** Start **

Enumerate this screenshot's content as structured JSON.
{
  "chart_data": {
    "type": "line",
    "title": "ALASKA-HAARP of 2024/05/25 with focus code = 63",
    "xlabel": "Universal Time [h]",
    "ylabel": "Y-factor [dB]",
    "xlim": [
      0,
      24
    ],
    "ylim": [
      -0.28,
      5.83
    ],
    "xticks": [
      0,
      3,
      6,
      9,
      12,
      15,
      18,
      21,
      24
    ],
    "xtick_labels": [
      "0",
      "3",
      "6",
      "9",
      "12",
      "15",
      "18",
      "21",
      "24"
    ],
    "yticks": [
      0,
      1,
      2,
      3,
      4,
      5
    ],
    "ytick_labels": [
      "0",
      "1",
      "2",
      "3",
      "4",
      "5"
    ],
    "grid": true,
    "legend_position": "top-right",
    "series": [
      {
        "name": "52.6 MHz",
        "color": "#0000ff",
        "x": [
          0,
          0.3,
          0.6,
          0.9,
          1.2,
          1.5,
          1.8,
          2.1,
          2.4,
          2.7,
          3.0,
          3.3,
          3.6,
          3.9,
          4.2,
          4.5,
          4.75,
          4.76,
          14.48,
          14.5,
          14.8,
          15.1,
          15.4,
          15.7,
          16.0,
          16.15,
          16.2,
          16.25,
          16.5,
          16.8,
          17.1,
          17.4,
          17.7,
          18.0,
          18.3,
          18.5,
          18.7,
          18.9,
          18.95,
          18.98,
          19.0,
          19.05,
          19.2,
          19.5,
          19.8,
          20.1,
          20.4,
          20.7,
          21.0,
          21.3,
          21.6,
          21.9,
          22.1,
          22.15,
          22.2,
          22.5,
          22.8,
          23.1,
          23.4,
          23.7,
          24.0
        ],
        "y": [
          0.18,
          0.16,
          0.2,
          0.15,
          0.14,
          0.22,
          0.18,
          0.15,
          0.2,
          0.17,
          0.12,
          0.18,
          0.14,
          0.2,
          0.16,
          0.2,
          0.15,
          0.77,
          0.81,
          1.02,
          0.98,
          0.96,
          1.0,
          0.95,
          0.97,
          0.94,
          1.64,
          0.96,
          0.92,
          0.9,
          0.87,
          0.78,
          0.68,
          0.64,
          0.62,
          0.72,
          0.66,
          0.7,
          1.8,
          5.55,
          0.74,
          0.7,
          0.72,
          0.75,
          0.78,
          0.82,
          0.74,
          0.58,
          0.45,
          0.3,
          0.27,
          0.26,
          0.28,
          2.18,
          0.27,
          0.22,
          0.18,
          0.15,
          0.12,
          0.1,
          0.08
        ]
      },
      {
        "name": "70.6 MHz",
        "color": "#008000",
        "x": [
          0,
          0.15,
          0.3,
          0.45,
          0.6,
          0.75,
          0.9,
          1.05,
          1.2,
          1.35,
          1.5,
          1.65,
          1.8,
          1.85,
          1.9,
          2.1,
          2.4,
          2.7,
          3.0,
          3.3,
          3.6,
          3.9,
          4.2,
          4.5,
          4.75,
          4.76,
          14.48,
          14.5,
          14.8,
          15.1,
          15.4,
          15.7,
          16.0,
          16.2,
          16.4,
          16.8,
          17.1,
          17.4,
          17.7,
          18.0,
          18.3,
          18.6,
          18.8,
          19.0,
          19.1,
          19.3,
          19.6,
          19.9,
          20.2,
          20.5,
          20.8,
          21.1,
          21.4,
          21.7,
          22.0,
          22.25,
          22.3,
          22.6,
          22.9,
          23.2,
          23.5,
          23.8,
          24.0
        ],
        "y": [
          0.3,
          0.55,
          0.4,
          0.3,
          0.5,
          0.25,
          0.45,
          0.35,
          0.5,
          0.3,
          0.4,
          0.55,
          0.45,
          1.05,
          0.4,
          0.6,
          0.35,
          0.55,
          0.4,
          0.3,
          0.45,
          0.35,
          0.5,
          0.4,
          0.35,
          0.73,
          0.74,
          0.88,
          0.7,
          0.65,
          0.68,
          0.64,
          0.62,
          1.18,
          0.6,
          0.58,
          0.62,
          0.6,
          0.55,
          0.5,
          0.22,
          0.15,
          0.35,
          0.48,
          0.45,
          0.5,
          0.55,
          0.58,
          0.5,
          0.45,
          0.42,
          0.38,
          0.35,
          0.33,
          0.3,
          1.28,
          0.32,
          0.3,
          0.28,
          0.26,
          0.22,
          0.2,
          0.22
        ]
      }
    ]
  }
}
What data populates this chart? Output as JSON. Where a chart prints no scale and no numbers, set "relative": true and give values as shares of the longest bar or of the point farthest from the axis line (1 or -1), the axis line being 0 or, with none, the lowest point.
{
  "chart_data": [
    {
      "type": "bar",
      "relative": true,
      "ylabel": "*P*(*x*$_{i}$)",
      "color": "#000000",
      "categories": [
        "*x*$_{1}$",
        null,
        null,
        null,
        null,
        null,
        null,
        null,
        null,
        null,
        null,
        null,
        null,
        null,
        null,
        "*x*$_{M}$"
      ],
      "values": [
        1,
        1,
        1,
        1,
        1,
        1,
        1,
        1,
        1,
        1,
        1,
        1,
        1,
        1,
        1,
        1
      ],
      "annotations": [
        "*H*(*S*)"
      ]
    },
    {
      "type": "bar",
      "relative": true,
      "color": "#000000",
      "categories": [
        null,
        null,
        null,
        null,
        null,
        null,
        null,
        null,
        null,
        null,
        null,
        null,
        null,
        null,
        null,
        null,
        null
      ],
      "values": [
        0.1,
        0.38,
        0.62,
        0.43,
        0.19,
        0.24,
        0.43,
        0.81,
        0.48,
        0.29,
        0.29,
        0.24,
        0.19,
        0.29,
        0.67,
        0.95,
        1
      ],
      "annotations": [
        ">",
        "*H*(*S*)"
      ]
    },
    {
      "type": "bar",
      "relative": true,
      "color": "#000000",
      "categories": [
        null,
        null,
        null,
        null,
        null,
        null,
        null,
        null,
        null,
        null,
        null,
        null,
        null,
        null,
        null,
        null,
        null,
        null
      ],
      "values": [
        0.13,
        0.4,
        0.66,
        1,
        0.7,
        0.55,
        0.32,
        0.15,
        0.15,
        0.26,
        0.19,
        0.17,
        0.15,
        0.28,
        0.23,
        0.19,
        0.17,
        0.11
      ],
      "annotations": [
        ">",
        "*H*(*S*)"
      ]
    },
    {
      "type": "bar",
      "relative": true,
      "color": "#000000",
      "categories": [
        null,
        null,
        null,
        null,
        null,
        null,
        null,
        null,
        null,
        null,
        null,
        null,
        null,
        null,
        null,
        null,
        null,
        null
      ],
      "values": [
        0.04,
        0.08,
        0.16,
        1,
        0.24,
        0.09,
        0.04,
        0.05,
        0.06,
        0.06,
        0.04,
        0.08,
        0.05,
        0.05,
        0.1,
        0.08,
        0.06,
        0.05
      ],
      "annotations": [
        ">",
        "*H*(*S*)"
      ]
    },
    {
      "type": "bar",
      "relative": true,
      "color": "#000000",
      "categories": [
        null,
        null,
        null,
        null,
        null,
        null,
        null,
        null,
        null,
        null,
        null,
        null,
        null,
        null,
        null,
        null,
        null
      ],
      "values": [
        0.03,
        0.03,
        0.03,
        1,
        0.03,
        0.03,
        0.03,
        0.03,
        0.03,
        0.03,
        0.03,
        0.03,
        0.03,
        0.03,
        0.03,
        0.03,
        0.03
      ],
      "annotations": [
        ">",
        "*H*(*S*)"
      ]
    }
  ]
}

** End **

• **What to do**
Make an exact copy of all the data.

• **Completed task**
Enumerate this screenshot's content as structured JSON.
{
  "chart_data": {
    "type": "line",
    "title": "ALASKA-HAARP of 2024/05/25 with focus code = 63",
    "xlabel": "Universal Time [h]",
    "ylabel": "Y-factor [dB]",
    "xlim": [
      0,
      24
    ],
    "ylim": [
      -0.28,
      5.83
    ],
    "xticks": [
      0,
      3,
      6,
      9,
      12,
      15,
      18,
      21,
      24
    ],
    "xtick_labels": [
      "0",
      "3",
      "6",
      "9",
      "12",
      "15",
      "18",
      "21",
      "24"
    ],
    "yticks": [
      0,
      1,
      2,
      3,
      4,
      5
    ],
    "ytick_labels": [
      "0",
      "1",
      "2",
      "3",
      "4",
      "5"
    ],
    "grid": true,
    "legend_position": "top-right",
    "series": [
      {
        "name": "52.6 MHz",
        "color": "#0000ff",
        "x": [
          0,
          0.3,
          0.6,
          0.9,
          1.2,
          1.5,
          1.8,
          2.1,
          2.4,
          2.7,
          3.0,
          3.3,
          3.6,
          3.9,
          4.2,
          4.5,
          4.75,
          4.76,
          14.48,
          14.5,
          14.8,
          15.1,
          15.4,
          15.7,
          16.0,
          16.15,
          16.2,
          16.25,
          16.5,
          16.8,
          17.1,
          17.4,
          17.7,
          18.0,
          18.3,
          18.5,
          18.7,
          18.9,
          18.95,
          18.98,
          19.0,
          19.05,
          19.2,
          19.5,
          19.8,
          20.1,
          20.4,
          20.7,
          21.0,
          21.3,
          21.6,
          21.9,
          22.1,
          22.15,
          22.2,
          22.5,
          22.8,
          23.1,
          23.4,
          23.7,
          24.0
        ],
        "y": [
          0.18,
          0.16,
          0.2,
          0.15,
          0.14,
          0.22,
          0.18,
          0.15,
          0.2,
          0.17,
          0.12,
          0.18,
          0.14,
          0.2,
          0.16,
          0.2,
          0.15,
          0.77,
          0.81,
          1.02,
          0.98,
          0.96,
          1.0,
          0.95,
          0.97,
          0.94,
          1.64,
          0.96,
          0.92,
          0.9,
          0.87,
          0.78,
          0.68,
          0.64,
          0.62,
          0.72,
          0.66,
          0.7,
          1.8,
          5.55,
          0.74,
          0.7,
          0.72,
          0.75,
          0.78,
          0.82,
          0.74,
          0.58,
          0.45,
          0.3,
          0.27,
          0.26,
          0.28,
          2.18,
          0.27,
          0.22,
          0.18,
          0.15,
          0.12,
          0.1,
          0.08
        ]
      },
      {
        "name": "70.6 MHz",
        "color": "#008000",
        "x": [
          0,
          0.15,
          0.3,
          0.45,
          0.6,
          0.75,
          0.9,
          1.05,
          1.2,
          1.35,
          1.5,
          1.65,
          1.8,
          1.85,
          1.9,
          2.1,
          2.4,
          2.7,
          3.0,
          3.3,
          3.6,
          3.9,
          4.2,
          4.5,
          4.75,
          4.76,
          14.48,
          14.5,
          14.8,
          15.1,
          15.4,
          15.7,
          16.0,
          16.2,
          16.4,
          16.8,
          17.1,
          17.4,
          17.7,
          18.0,
          18.3,
          18.6,
          18.8,
          19.0,
          19.1,
          19.3,
          19.6,
          19.9,
          20.2,
          20.5,
          20.8,
          21.1,
          21.4,
          21.7,
          22.0,
          22.25,
          22.3,
          22.6,
          22.9,
          23.2,
          23.5,
          23.8,
          24.0
        ],
        "y": [
          0.3,
          0.55,
          0.4,
          0.3,
          0.5,
          0.25,
          0.45,
          0.35,
          0.5,
          0.3,
          0.4,
          0.55,
          0.45,
          1.05,
          0.4,
          0.6,
          0.35,
          0.55,
          0.4,
          0.3,
          0.45,
          0.35,
          0.5,
          0.4,
          0.35,
          0.73,
          0.74,
          0.88,
          0.7,
          0.65,
          0.68,
          0.64,
          0.62,
          1.18,
          0.6,
          0.58,
          0.62,
          0.6,
          0.55,
          0.5,
          0.22,
          0.15,
          0.35,
          0.48,
          0.45,
          0.5,
          0.55,
          0.58,
          0.5,
          0.45,
          0.42,
          0.38,
          0.35,
          0.33,
          0.3,
          1.28,
          0.32,
          0.3,
          0.28,
          0.26,
          0.22,
          0.2,
          0.22
        ]
      }
    ]
  }
}
What data populates this chart? Output as JSON. Where a chart prints no scale and no numbers, set "relative": true and give values as shares of the longest bar or of the point farthest from the axis line (1 or -1), the axis line being 0 or, with none, the lowest point.
{
  "chart_data": [
    {
      "type": "bar",
      "relative": true,
      "ylabel": "*P*(*x*$_{i}$)",
      "color": "#000000",
      "categories": [
        "*x*$_{1}$",
        null,
        null,
        null,
        null,
        null,
        null,
        null,
        null,
        null,
        null,
        null,
        null,
        null,
        null,
        "*x*$_{M}$"
      ],
      "values": [
        1,
        1,
        1,
        1,
        1,
        1,
        1,
        1,
        1,
        1,
        1,
        1,
        1,
        1,
        1,
        1
      ],
      "annotations": [
        "*H*(*S*)"
      ]
    },
    {
      "type": "bar",
      "relative": true,
      "color": "#000000",
      "categories": [
        null,
        null,
        null,
        null,
        null,
        null,
        null,
        null,
        null,
        null,
        null,
        null,
        null,
        null,
        null,
        null,
        null
      ],
      "values": [
        0.1,
        0.38,
        0.62,
        0.43,
        0.19,
        0.24,
        0.43,
        0.81,
        0.48,
        0.29,
        0.29,
        0.24,
        0.19,
        0.29,
        0.67,
        0.95,
        1
      ],
      "annotations": [
        ">",
        "*H*(*S*)"
      ]
    },
    {
      "type": "bar",
      "relative": true,
      "color": "#000000",
      "categories": [
        null,
        null,
        null,
        null,
        null,
        null,
        null,
        null,
        null,
        null,
        null,
        null,
        null,
        null,
        null,
        null,
        null,
        null
      ],
      "values": [
        0.13,
        0.4,
        0.66,
        1,
        0.7,
        0.55,
        0.32,
        0.15,
        0.15,
        0.26,
        0.19,
        0.17,
        0.15,
        0.28,
        0.23,
        0.19,
        0.17,
        0.11
      ],
      "annotations": [
        ">",
        "*H*(*S*)"
      ]
    },
    {
      "type": "bar",
      "relative": true,
      "color": "#000000",
      "categories": [
        null,
        null,
        null,
        null,
        null,
        null,
        null,
        null,
        null,
        null,
        null,
        null,
        null,
        null,
        null,
        null,
        null,
        null
      ],
      "values": [
        0.04,
        0.08,
        0.16,
        1,
        0.24,
        0.09,
        0.04,
        0.05,
        0.06,
        0.06,
        0.04,
        0.08,
        0.05,
        0.05,
        0.1,
        0.08,
        0.06,
        0.05
      ],
      "annotations": [
        ">",
        "*H*(*S*)"
      ]
    },
    {
      "type": "bar",
      "relative": true,
      "color": "#000000",
      "categories": [
        null,
        null,
        null,
        null,
        null,
        null,
        null,
        null,
        null,
        null,
        null,
        null,
        null,
        null,
        null,
        null,
        null
      ],
      "values": [
        0.03,
        0.03,
        0.03,
        1,
        0.03,
        0.03,
        0.03,
        0.03,
        0.03,
        0.03,
        0.03,
        0.03,
        0.03,
        0.03,
        0.03,
        0.03,
        0.03
      ],
      "annotations": [
        ">",
        "*H*(*S*)"
      ]
    }
  ]
}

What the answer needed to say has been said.